Exercise task:
Transcribe every line, keeping it exact.

Records for this exercise:
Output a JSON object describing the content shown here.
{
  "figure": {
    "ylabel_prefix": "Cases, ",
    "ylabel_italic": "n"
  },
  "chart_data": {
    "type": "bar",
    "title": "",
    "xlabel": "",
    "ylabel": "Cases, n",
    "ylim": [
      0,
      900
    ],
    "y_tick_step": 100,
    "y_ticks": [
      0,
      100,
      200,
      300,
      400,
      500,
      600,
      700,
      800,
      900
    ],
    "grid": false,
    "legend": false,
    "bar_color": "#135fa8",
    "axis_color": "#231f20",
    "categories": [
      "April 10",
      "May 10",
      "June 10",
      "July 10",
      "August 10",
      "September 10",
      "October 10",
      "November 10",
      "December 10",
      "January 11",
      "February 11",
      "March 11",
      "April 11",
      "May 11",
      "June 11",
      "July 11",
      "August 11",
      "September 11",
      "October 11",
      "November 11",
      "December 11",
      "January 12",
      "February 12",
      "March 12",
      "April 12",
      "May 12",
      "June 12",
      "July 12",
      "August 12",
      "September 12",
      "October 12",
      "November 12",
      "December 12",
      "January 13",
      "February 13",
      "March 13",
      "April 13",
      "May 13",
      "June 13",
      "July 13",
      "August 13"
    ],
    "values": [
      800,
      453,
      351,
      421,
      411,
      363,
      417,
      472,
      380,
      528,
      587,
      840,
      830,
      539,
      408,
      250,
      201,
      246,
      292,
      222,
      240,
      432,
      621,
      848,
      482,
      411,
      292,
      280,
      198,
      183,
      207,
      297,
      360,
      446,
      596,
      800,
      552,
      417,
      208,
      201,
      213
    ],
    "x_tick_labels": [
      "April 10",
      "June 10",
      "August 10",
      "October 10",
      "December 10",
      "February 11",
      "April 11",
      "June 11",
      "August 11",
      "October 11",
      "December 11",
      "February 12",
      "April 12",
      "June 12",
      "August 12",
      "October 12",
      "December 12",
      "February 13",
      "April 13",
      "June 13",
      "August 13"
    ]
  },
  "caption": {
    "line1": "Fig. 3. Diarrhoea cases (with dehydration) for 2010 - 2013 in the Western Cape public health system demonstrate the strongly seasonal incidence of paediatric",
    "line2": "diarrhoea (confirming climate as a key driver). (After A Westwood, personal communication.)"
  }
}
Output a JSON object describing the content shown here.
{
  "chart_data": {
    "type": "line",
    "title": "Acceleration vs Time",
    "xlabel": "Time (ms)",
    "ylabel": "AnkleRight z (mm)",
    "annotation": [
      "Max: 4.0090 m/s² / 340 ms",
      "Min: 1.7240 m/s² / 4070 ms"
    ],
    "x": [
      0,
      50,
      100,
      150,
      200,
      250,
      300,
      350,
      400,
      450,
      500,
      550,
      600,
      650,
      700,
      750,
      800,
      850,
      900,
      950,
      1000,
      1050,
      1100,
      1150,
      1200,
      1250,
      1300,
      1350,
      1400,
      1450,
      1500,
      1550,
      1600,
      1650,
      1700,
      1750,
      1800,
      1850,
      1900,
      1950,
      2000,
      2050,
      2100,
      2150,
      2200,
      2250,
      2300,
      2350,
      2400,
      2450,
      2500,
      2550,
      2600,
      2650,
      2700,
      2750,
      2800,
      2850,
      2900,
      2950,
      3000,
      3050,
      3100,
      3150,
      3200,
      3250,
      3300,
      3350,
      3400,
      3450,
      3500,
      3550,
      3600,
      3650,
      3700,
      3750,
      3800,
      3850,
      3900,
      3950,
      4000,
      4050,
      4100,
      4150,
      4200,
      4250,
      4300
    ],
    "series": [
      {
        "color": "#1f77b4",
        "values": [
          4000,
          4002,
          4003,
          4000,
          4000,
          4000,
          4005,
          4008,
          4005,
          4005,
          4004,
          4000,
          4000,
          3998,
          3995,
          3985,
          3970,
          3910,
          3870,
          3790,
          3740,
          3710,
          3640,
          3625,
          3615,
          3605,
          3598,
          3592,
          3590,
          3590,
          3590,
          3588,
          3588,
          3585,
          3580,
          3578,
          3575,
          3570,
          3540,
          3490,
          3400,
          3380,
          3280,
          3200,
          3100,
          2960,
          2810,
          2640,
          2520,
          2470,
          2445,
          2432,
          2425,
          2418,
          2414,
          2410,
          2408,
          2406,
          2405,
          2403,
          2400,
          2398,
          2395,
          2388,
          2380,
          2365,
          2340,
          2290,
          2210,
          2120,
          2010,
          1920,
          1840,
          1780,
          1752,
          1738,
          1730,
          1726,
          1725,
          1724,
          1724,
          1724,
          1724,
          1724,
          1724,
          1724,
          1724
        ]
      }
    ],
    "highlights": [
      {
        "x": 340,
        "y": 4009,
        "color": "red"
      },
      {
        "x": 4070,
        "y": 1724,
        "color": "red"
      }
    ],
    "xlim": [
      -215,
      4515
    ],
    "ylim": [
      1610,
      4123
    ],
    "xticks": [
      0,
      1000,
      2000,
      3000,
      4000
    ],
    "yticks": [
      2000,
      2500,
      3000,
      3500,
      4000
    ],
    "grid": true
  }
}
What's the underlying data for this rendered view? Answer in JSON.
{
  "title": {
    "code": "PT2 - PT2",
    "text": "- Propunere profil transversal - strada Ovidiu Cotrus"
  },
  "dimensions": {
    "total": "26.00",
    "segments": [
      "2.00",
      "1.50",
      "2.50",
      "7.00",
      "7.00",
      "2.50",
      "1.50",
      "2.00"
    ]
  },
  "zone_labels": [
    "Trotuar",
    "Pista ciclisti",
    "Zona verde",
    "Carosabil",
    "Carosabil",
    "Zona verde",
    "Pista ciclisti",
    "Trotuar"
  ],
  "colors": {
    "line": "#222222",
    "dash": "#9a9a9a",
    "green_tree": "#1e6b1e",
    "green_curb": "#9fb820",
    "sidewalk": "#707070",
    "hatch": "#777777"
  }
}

Exercise response:
Output a JSON object describing the content shown here.
{
  "figure": {
    "ylabel_prefix": "Cases, ",
    "ylabel_italic": "n"
  },
  "chart_data": {
    "type": "bar",
    "title": "",
    "xlabel": "",
    "ylabel": "Cases, n",
    "ylim": [
      0,
      900
    ],
    "y_tick_step": 100,
    "y_ticks": [
      0,
      100,
      200,
      300,
      400,
      500,
      600,
      700,
      800,
      900
    ],
    "grid": false,
    "legend": false,
    "bar_color": "#135fa8",
    "axis_color": "#231f20",
    "categories": [
      "April 10",
      "May 10",
      "June 10",
      "July 10",
      "August 10",
      "September 10",
      "October 10",
      "November 10",
      "December 10",
      "January 11",
      "February 11",
      "March 11",
      "April 11",
      "May 11",
      "June 11",
      "July 11",
      "August 11",
      "September 11",
      "October 11",
      "November 11",
      "December 11",
      "January 12",
      "February 12",
      "March 12",
      "April 12",
      "May 12",
      "June 12",
      "July 12",
      "August 12",
      "September 12",
      "October 12",
      "November 12",
      "December 12",
      "January 13",
      "February 13",
      "March 13",
      "April 13",
      "May 13",
      "June 13",
      "July 13",
      "August 13"
    ],
    "values": [
      800,
      453,
      351,
      421,
      411,
      363,
      417,
      472,
      380,
      528,
      587,
      840,
      830,
      539,
      408,
      250,
      201,
      246,
      292,
      222,
      240,
      432,
      621,
      848,
      482,
      411,
      292,
      280,
      198,
      183,
      207,
      297,
      360,
      446,
      596,
      800,
      552,
      417,
      208,
      201,
      213
    ],
    "x_tick_labels": [
      "April 10",
      "June 10",
      "August 10",
      "October 10",
      "December 10",
      "February 11",
      "April 11",
      "June 11",
      "August 11",
      "October 11",
      "December 11",
      "February 12",
      "April 12",
      "June 12",
      "August 12",
      "October 12",
      "December 12",
      "February 13",
      "April 13",
      "June 13",
      "August 13"
    ]
  },
  "caption": {
    "line1": "Fig. 3. Diarrhoea cases (with dehydration) for 2010 - 2013 in the Western Cape public health system demonstrate the strongly seasonal incidence of paediatric",
    "line2": "diarrhoea (confirming climate as a key driver). (After A Westwood, personal communication.)"
  }
}
Output a JSON object describing the content shown here.
{
  "chart_data": {
    "type": "line",
    "title": "Acceleration vs Time",
    "xlabel": "Time (ms)",
    "ylabel": "AnkleRight z (mm)",
    "annotation": [
      "Max: 4.0090 m/s² / 340 ms",
      "Min: 1.7240 m/s² / 4070 ms"
    ],
    "x": [
      0,
      50,
      100,
      150,
      200,
      250,
      300,
      350,
      400,
      450,
      500,
      550,
      600,
      650,
      700,
      750,
      800,
      850,
      900,
      950,
      1000,
      1050,
      1100,
      1150,
      1200,
      1250,
      1300,
      1350,
      1400,
      1450,
      1500,
      1550,
      1600,
      1650,
      1700,
      1750,
      1800,
      1850,
      1900,
      1950,
      2000,
      2050,
      2100,
      2150,
      2200,
      2250,
      2300,
      2350,
      2400,
      2450,
      2500,
      2550,
      2600,
      2650,
      2700,
      2750,
      2800,
      2850,
      2900,
      2950,
      3000,
      3050,
      3100,
      3150,
      3200,
      3250,
      3300,
      3350,
      3400,
      3450,
      3500,
      3550,
      3600,
      3650,
      3700,
      3750,
      3800,
      3850,
      3900,
      3950,
      4000,
      4050,
      4100,
      4150,
      4200,
      4250,
      4300
    ],
    "series": [
      {
        "color": "#1f77b4",
        "values": [
          4000,
          4002,
          4003,
          4000,
          4000,
          4000,
          4005,
          4008,
          4005,
          4005,
          4004,
          4000,
          4000,
          3998,
          3995,
          3985,
          3970,
          3910,
          3870,
          3790,
          3740,
          3710,
          3640,
          3625,
          3615,
          3605,
          3598,
          3592,
          3590,
          3590,
          3590,
          3588,
          3588,
          3585,
          3580,
          3578,
          3575,
          3570,
          3540,
          3490,
          3400,
          3380,
          3280,
          3200,
          3100,
          2960,
          2810,
          2640,
          2520,
          2470,
          2445,
          2432,
          2425,
          2418,
          2414,
          2410,
          2408,
          2406,
          2405,
          2403,
          2400,
          2398,
          2395,
          2388,
          2380,
          2365,
          2340,
          2290,
          2210,
          2120,
          2010,
          1920,
          1840,
          1780,
          1752,
          1738,
          1730,
          1726,
          1725,
          1724,
          1724,
          1724,
          1724,
          1724,
          1724,
          1724,
          1724
        ]
      }
    ],
    "highlights": [
      {
        "x": 340,
        "y": 4009,
        "color": "red"
      },
      {
        "x": 4070,
        "y": 1724,
        "color": "red"
      }
    ],
    "xlim": [
      -215,
      4515
    ],
    "ylim": [
      1610,
      4123
    ],
    "xticks": [
      0,
      1000,
      2000,
      3000,
      4000
    ],
    "yticks": [
      2000,
      2500,
      3000,
      3500,
      4000
    ],
    "grid": true
  }
}
What's the underlying data for this rendered view? Answer in JSON.
{
  "title": {
    "code": "PT2 - PT2",
    "text": "- Propunere profil transversal - strada Ovidiu Cotrus"
  },
  "dimensions": {
    "total": "26.00",
    "segments": [
      "2.00",
      "1.50",
      "2.50",
      "7.00",
      "7.00",
      "2.50",
      "1.50",
      "2.00"
    ]
  },
  "zone_labels": [
    "Trotuar",
    "Pista ciclisti",
    "Zona verde",
    "Carosabil",
    "Carosabil",
    "Zona verde",
    "Pista ciclisti",
    "Trotuar"
  ],
  "colors": {
    "line": "#222222",
    "dash": "#9a9a9a",
    "green_tree": "#1e6b1e",
    "green_curb": "#9fb820",
    "sidewalk": "#707070",
    "hatch": "#777777"
  }
}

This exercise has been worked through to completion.